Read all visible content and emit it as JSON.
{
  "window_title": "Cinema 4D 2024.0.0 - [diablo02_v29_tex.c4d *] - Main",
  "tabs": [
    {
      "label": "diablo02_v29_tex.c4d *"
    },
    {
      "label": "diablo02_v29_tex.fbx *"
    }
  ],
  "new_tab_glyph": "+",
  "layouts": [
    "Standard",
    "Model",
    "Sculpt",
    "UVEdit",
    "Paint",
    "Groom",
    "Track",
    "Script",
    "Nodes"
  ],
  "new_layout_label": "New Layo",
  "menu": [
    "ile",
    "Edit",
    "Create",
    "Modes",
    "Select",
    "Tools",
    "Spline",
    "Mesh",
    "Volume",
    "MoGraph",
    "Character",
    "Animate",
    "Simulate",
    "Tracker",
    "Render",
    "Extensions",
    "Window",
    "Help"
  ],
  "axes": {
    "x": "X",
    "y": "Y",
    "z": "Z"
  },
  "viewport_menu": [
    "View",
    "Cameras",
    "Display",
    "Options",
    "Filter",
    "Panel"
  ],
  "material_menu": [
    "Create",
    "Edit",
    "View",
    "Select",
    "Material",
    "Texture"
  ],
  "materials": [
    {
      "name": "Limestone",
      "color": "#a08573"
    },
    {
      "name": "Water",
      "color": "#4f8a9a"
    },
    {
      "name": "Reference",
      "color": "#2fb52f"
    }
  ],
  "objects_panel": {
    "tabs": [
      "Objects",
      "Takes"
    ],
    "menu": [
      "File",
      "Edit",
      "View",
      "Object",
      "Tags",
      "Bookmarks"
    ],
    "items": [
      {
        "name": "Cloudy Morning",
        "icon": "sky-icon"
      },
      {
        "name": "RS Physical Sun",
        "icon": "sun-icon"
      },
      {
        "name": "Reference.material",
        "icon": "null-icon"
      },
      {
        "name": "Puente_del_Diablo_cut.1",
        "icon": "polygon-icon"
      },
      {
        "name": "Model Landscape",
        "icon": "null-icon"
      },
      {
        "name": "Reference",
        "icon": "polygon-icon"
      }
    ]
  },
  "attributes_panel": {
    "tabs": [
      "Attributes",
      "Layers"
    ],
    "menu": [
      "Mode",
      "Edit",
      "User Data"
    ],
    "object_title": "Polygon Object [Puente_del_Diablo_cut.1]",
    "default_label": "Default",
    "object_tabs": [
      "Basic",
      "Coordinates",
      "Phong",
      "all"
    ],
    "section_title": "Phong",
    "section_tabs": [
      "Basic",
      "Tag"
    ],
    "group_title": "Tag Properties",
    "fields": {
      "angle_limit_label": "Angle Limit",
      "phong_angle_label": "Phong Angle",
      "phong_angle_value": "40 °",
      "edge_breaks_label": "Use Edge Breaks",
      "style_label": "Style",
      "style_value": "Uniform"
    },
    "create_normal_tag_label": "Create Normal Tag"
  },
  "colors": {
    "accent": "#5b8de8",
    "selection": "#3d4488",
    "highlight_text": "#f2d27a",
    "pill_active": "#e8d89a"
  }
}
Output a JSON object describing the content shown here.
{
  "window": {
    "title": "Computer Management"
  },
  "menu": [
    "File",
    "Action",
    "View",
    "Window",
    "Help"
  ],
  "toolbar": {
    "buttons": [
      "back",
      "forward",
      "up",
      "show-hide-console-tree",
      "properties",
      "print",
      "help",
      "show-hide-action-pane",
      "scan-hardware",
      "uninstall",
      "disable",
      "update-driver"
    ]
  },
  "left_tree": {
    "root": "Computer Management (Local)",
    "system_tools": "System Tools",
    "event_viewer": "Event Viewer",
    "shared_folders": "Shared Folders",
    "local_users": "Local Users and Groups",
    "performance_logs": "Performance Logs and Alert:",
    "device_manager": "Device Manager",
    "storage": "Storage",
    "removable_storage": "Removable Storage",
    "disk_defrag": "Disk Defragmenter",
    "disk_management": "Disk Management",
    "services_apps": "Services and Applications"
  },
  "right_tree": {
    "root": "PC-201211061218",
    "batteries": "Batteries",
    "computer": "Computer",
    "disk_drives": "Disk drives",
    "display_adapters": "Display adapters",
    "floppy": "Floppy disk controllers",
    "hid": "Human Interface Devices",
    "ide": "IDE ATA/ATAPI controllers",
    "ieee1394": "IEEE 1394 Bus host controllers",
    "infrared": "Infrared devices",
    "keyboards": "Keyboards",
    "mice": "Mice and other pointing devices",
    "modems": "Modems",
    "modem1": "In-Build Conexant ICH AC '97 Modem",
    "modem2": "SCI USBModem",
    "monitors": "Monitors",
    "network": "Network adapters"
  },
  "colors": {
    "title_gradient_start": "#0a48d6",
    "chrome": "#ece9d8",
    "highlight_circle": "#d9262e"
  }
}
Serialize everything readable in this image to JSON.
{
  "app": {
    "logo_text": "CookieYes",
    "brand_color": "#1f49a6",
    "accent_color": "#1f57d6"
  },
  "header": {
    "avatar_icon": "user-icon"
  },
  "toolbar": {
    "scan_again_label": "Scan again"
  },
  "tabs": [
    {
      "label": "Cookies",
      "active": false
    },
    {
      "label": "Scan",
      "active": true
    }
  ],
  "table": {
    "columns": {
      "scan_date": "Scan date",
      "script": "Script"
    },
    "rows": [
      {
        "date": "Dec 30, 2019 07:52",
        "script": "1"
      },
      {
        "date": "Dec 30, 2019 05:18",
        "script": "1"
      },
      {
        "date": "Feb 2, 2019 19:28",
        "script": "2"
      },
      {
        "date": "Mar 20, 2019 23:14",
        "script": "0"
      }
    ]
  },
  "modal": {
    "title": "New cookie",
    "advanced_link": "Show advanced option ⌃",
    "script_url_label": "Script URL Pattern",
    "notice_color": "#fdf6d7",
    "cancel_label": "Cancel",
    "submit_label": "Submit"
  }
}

==*==

• [What the exercise asks]
In the records shown above, how many lines include the word "content"? Answer with the number only.

• [The output]
2